## GOAL
Report every line in the listing that contains the string "jakieś".

## STORED DATA
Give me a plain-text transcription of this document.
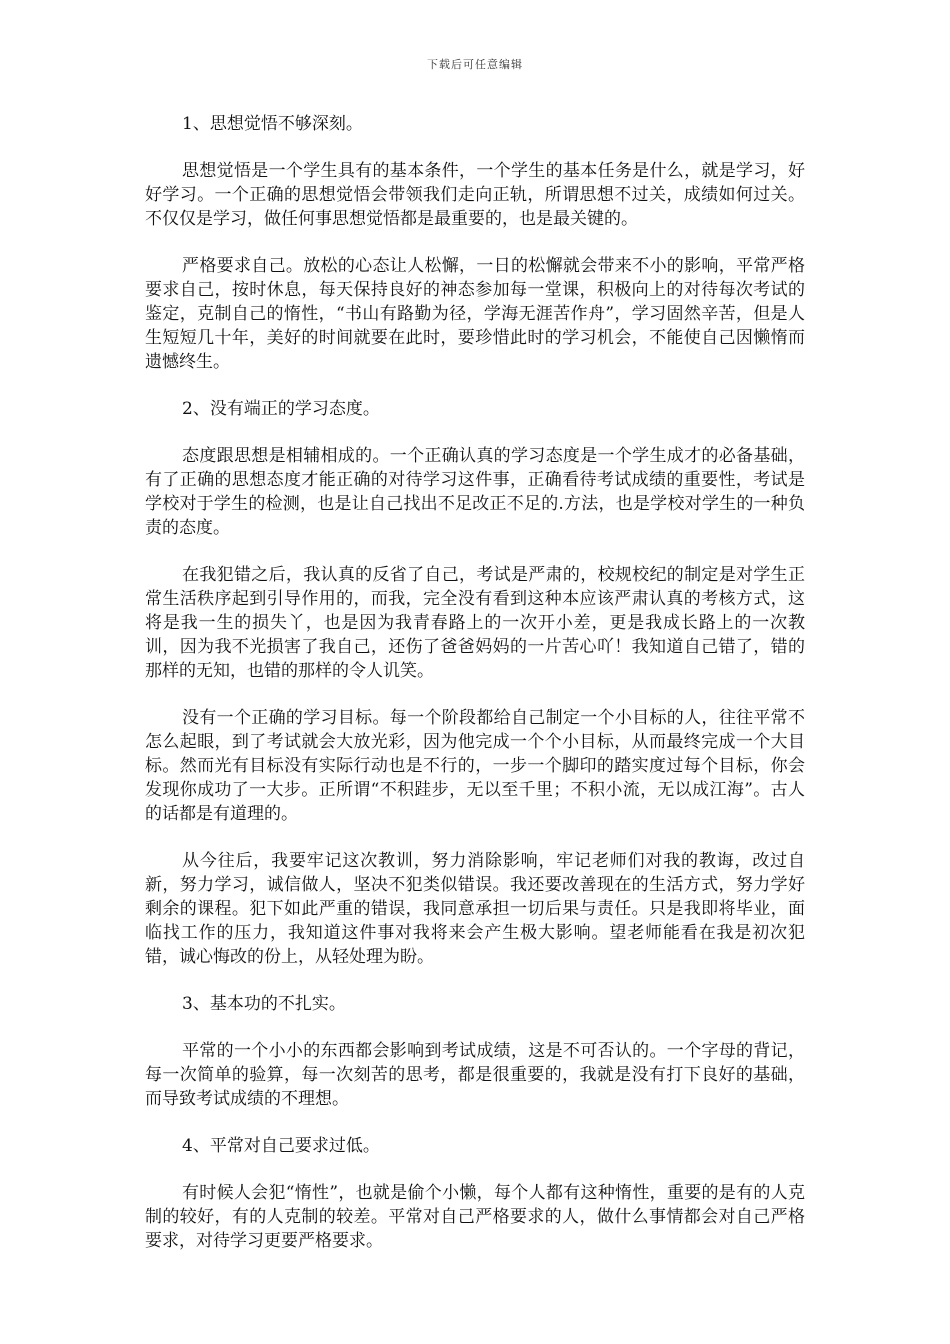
下载后可任意编辑

1、思想觉悟不够深刻。

思想觉悟是一个学生具有的基本条件，一个学生的基本任务是什么，就是学习，好好学习。一个正确的思想觉悟会带领我们走向正轨，所谓思想不过关，成绩如何过关。不仅仅是学习，做任何事思想觉悟都是最重要的，也是最关键的。

严格要求自己。放松的心态让人松懈，一日的松懈就会带来不小的影响，平常严格要求自己，按时休息，每天保持良好的神态参加每一堂课，积极向上的对待每次考试的鉴定，克制自己的惰性，“书山有路勤为径，学海无涯苦作舟”，学习固然辛苦，但是人生短短几十年，美好的时间就要在此时，要珍惜此时的学习机会，不能使自己因懒惰而遗憾终生。

2、没有端正的学习态度。

态度跟思想是相辅相成的。一个正确认真的学习态度是一个学生成才的必备基础，有了正确的思想态度才能正确的对待学习这件事，正确看待考试成绩的重要性，考试是学校对于学生的检测，也是让自己找出不足改正不足的.方法，也是学校对学生的一种负责的态度。

在我犯错之后，我认真的反省了自己，考试是严肃的，校规校纪的制定是对学生正常生活秩序起到引导作用的，而我，完全没有看到这种本应该严肃认真的考核方式，这将是我一生的损失丫，也是因为我青春路上的一次开小差，更是我成长路上的一次教训，因为我不光损害了我自己，还伤了爸爸妈妈的一片苦心吖！我知道自己错了，错的那样的无知，也错的那样的令人讥笑。

没有一个正确的学习目标。每一个阶段都给自己制定一个小目标的人，往往平常不怎么起眼，到了考试就会大放光彩，因为他完成一个个小目标，从而最终完成一个大目标。然而光有目标没有实际行动也是不行的，一步一个脚印的踏实度过每个目标，你会发现你成功了一大步。正所谓“不积跬步，无以至千里；不积小流，无以成江海”。古人的话都是有道理的。

从今往后，我要牢记这次教训，努力消除影响，牢记老师们对我的教诲，改过自新，努力学习，诚信做人，坚决不犯类似错误。我还要改善现在的生活方式，努力学好剩余的课程。犯下如此严重的错误，我同意承担一切后果与责任。只是我即将毕业，面临找工作的压力，我知道这件事对我将来会产生极大影响。望老师能看在我是初次犯错，诚心悔改的份上，从轻处理为盼。

3、基本功的不扎实。

平常的一个小小的东西都会影响到考试成绩，这是不可否认的。一个字母的背记，每一次简单的验算，每一次刻苦的思考，都是很重要的，我就是没有打下良好的基础，而导致考试成绩的不理想。

4、平常对自己要求过低。

有时候人会犯“惰性”，也就是偷个小懒，每个人都有这种惰性，重要的是有的人克制的较好，有的人克制的较差。平常对自己严格要求的人，做什么事情都会对自己严格要求，对待学习更要严格要求。
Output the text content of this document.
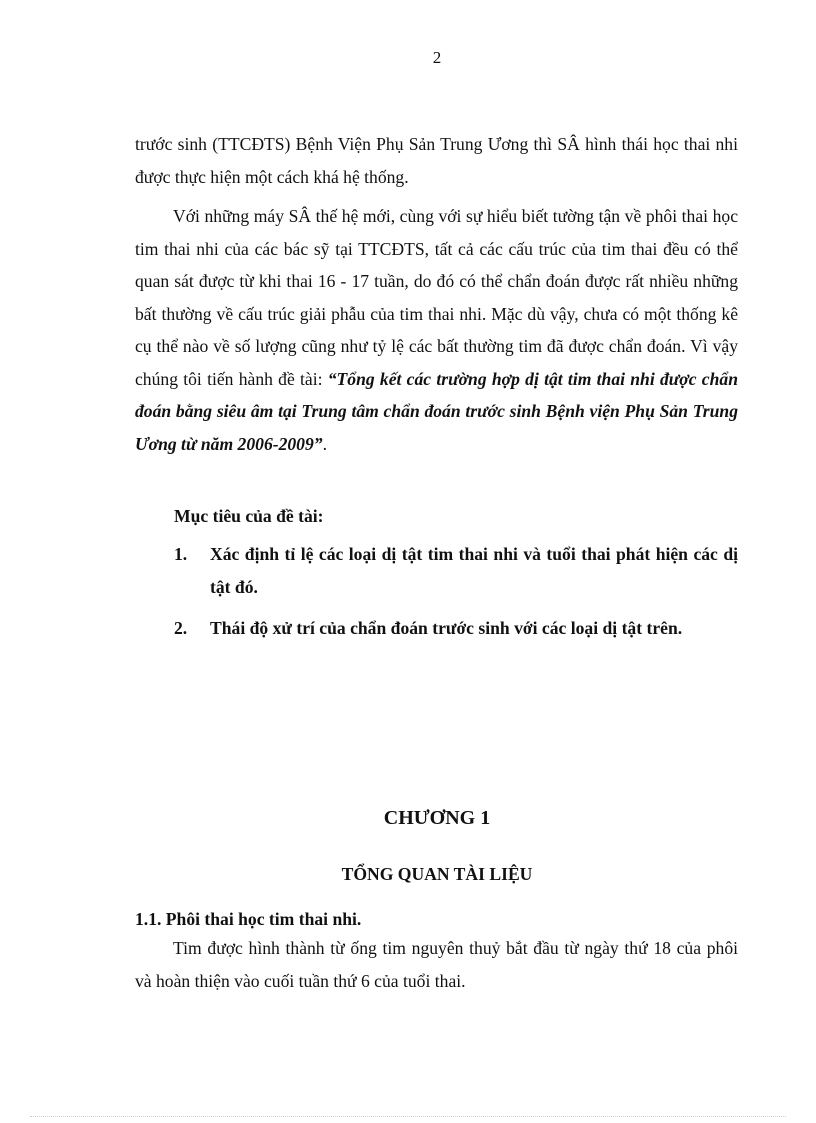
2

trước sinh (TTCĐTS) Bệnh Viện Phụ Sản Trung Ương thì SÂ hình thái học thai nhi được thực hiện một cách khá hệ thống.

Với những máy SÂ thế hệ mới, cùng với sự hiểu biết tường tận về phôi thai học tim thai nhi của các bác sỹ tại TTCĐTS, tất cả các cấu trúc của tim thai đều có thể quan sát được từ khi thai 16 - 17 tuần, do đó có thể chẩn đoán được rất nhiều những bất thường về cấu trúc giải phẫu của tim thai nhi. Mặc dù vậy, chưa có một thống kê cụ thể nào về số lượng cũng như tỷ lệ các bất thường tim đã được chẩn đoán. Vì vậy chúng tôi tiến hành đề tài: “Tổng kết các trường hợp dị tật tim thai nhi được chẩn đoán bằng siêu âm tại Trung tâm chẩn đoán trước sinh Bệnh viện Phụ Sản Trung Ương từ năm 2006-2009”.

Mục tiêu của đề tài:
1. Xác định tỉ lệ các loại dị tật tim thai nhi và tuổi thai phát hiện các dị tật đó.
2. Thái độ xử trí của chẩn đoán trước sinh với các loại dị tật trên.
CHƯƠNG 1
TỔNG QUAN TÀI LIỆU
1.1. Phôi thai học tim thai nhi.

Tim được hình thành từ ống tim nguyên thuỷ bắt đầu từ ngày thứ 18 của phôi và hoàn thiện vào cuối tuần thứ 6 của tuổi thai.
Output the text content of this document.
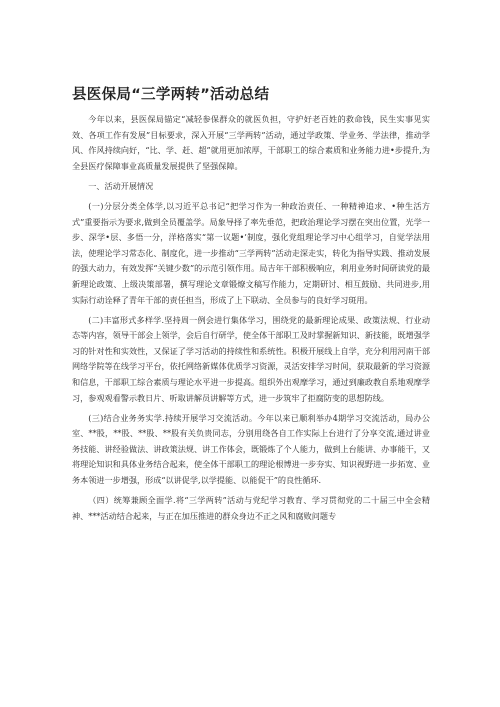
县医保局“三学两转”活动总结

今年以来，县医保局锚定“减轻参保群众的就医负担，守护好老百姓的救命钱，民生实事见实效、各项工作有发展”目标要求，深入开展“三学两转”活动，通过学政策、学业务、学法律，推动学风、作风持续向好，“比、学、赶、超”就用更加浓厚，干部职工的综合素质和业务能力进•步提升,为全县医疗保障事业高质量发展提供了坚强保障。

一、活动开展情况

(一)分层分类全体学,以习近平总书记“把学习作为一种政治责任、一种精神追求、•种生活方式”重要指示为要求,做到全员覆盖学。局象导择了率先垂范，把政治理论学习摆在突出位置，光学一步、深学•层、多悟一分，洋格落实“第一议题•’制度，强化党组理论学习中心组学习，自觉学法用法，使理论学习常态化、制度化，进一步推动“三学两转”活动走深走实，转化为指导实践、推动发展的强大动力，有效发挥“关键少数”的示范引领作用。局吉年干部积极响应，利用业务时间研读党的最新理论政策、上级决策部署，撰写理论文章锻燎文稿写作能力，定期研讨、相互鼓励、共同进步,用实际行动诠释了青年干部的责任担当，形成了上下联动、全员参与的良好学习斑用。

(二)丰富形式多样学.坚持周一例会进行集体学习，围绕党的最新理论成果、政策法规、行业动态等内容，领导干部会上领学，会后自行研学，使全体干部职工及时掌握新知识、新技能，既增强学习的针对性和实效性，又保证了学习活动的持续性和系统性。积极开展线上自学，充分利用河南干部网络学院等在线学习平台，依托网络新媒体优质学习资源，灵活安排学习时间，获取最新的学习资源和信息，干部职工综合素质与理论水平进一步提高。组织外出观摩学习，通过到廉政教自系地观摩学习，参观观看警示教日片、听取讲解员讲解等方式，进一步筑牢了拒腐防变的思想防线。

(三)结合业务务实学.持续开展学习交流活动。今年以来已顺利举办4期学习交流活动，局办公室、**股，**股、**股、**股有关负贵同志，分别用绕各自工作实际上台进行了分享交流,通过讲业务技能、讲经验做法、讲政策法规、讲工作体会，既锻炼了个人能力，做到上台能讲、办事能干，又将理论知识和具体业务结合起来，使全体干部职工的理论根博进一步夯实、知识视野进一步拓宽、业务本领进一步增强，形成“以讲促学,以学提能、以能促干”的良性循环.

（四）统筹兼顾全面学.将“三学两转”活动与党纪学习教育、学习贯彻党的二十届三中全会精神、***活动结合起来，与正在加压推进的群众身边不正之风和腐败问题专
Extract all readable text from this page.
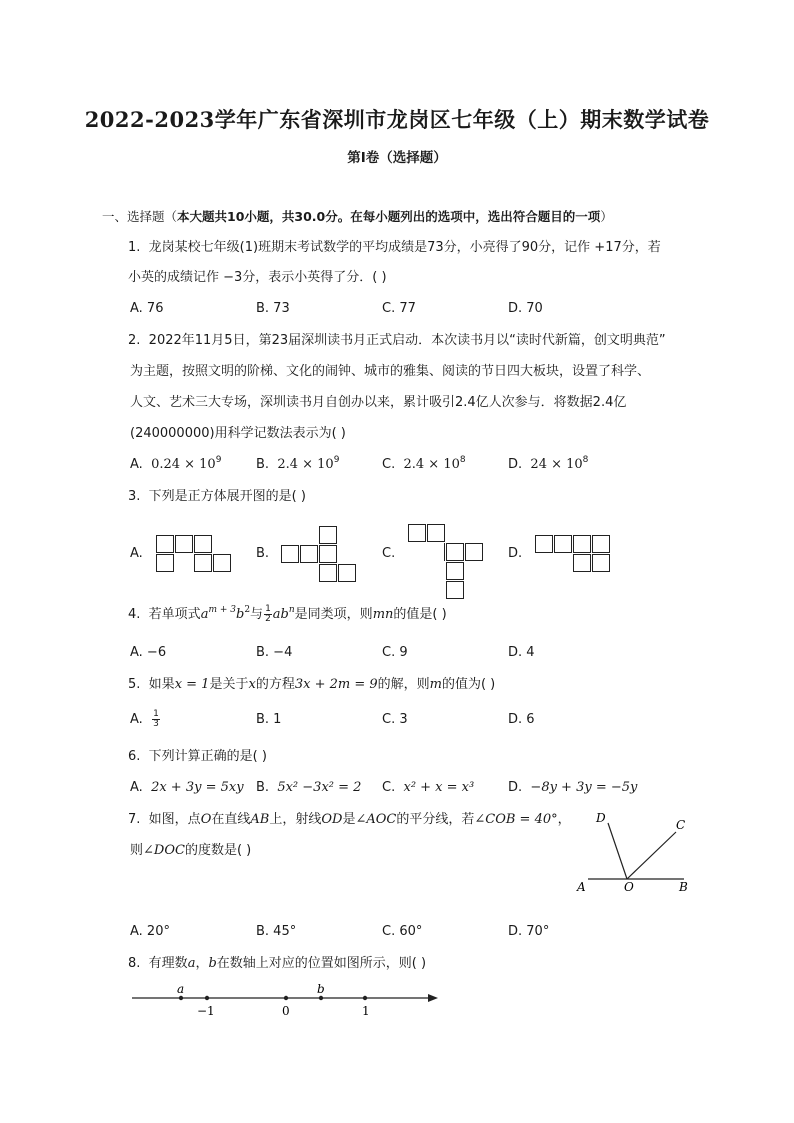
2022-2023学年广东省深圳市龙岗区七年级（上）期末数学试卷
第I卷（选择题）
一、选择题（本大题共10小题，共30.0分。在每小题列出的选项中，选出符合题目的一项）
1. 龙岗某校七年级(1)班期末考试数学的平均成绩是73分，小亮得了90分，记作 +17分，若
小英的成绩记作 −3分，表示小英得了分．( )
A. 76	B. 73	C. 77	D. 70
2. 2022年11月5日，第23届深圳读书月正式启动．本次读书月以“读时代新篇，创文明典范”
为主题，按照文明的阶梯、文化的闹钟、城市的雅集、阅读的节日四大板块，设置了科学、
人文、艺术三大专场，深圳读书月自创办以来，累计吸引2.4亿人次参与．将数据2.4亿
(240000000)用科学记数法表示为( )
A. $0.24 \times 10^9$	B. $2.4 \times 10^9$	C. $2.4 \times 10^8$	D. $24 \times 10^8$
3. 下列是正方体展开图的是( )
A.	B.	C.	D.
4. 若单项式$a^{m + 3}b^2$与 $\frac{1}{2} ab^n$是同类项，则mn的值是( )
A. −6	B. −4	C. 9	D. 4
5. 如果x = 1是关于x的方程3x + 2m = 9的解，则m的值为( )
A. $\frac{1}{3}$	B. 1	C. 3	D. 6
6. 下列计算正确的是( )
A. 2x + 3y = 5xy B. 5x² −3x² = 2 C. x² + x = x³	D. −8y + 3y = −5y
7. 如图，点O在直线AB上，射线OD是∠AOC的平分线，若∠COB = 40°，
则∠DOC的度数是( )
D	C
A	O	B
A. 20°	B. 45°	C. 60°	D. 70°
8. 有理数a，b在数轴上对应的位置如图所示，则( )
a	b
−1	0	1
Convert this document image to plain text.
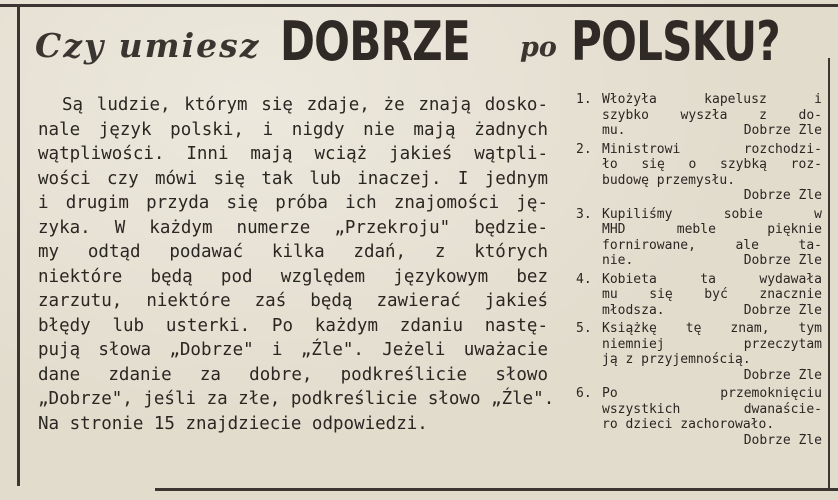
Czy umiesz DOBRZE po POLSKU?
Są ludzie, którym się zdaje, że znają dosko-
nale język polski, i nigdy nie mają żadnych
wątpliwości. Inni mają wciąż jakieś wątpli-
wości czy mówi się tak lub inaczej. I jednym
i drugim przyda się próba ich znajomości ję-
zyka. W każdym numerze „Przekroju" będzie-
my odtąd podawać kilka zdań, z których
niektóre będą pod względem językowym bez
zarzutu, niektóre zaś będą zawierać jakieś
błędy lub usterki. Po każdym zdaniu nastę-
pują słowa „Dobrze" i „Źle". Jeżeli uważacie
dane zdanie za dobre, podkreślicie słowo
„Dobrze", jeśli za złe, podkreślicie słowo „Źle".
Na stronie 15 znajdziecie odpowiedzi.
1. Włożyła kapelusz i
szybko wyszła z do-
mu.	Dobrze Źle
2. Ministrowi rozchodzi-
ło się o szybką roz-
budowę przemysłu.
Dobrze Źle
3. Kupiliśmy sobie w
MHD meble pięknie
fornirowane, ale ta-
nie.	Dobrze Źle
4. Kobieta ta wydawała
mu się być znacznie
młodsza.	Dobrze Źle
5. Książkę tę znam, tym
niemniej przeczytam
ją z przyjemnością.
Dobrze Źle
6. Po przemoknięciu
wszystkich dwanaście-
ro dzieci zachorowało.
Dobrze Źle
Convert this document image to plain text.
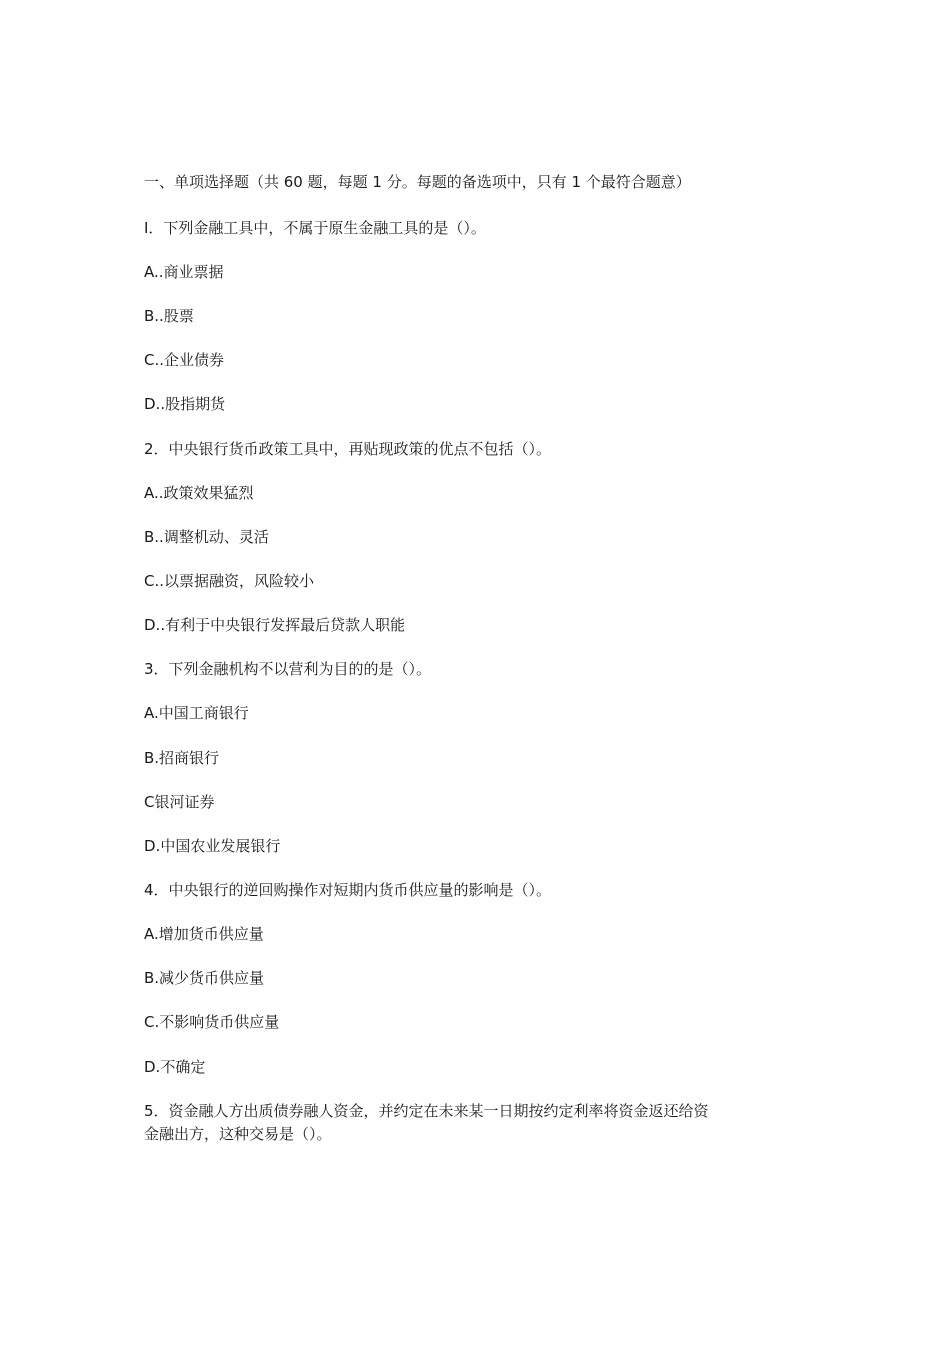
一、单项选择题（共 60 题，每题 1 分。每题的备选项中，只有 1 个最符合题意）
I．下列金融工具中，不属于原生金融工具的是（）。
A..商业票据
B..股票
C..企业债券
D..股指期货
2．中央银行货币政策工具中，再贴现政策的优点不包括（）。
A..政策效果猛烈
B..调整机动、灵活
C..以票据融资，风险较小
D..有利于中央银行发挥最后贷款人职能
3．下列金融机构不以营利为目的的是（）。
A.中国工商银行
B.招商银行
C银河证券
D.中国农业发展银行
4．中央银行的逆回购操作对短期内货币供应量的影响是（）。
A.增加货币供应量
B.减少货币供应量
C.不影响货币供应量
D.不确定
5．资金融人方出质债券融人资金，并约定在未来某一日期按约定利率将资金返还给资
金融出方，这种交易是（）。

## SOLUTION TO THIS TASK
wątpliwości. Inni mają wciąż jakieś wątpli-
zarzutu, niektóre zaś będą zawierać jakieś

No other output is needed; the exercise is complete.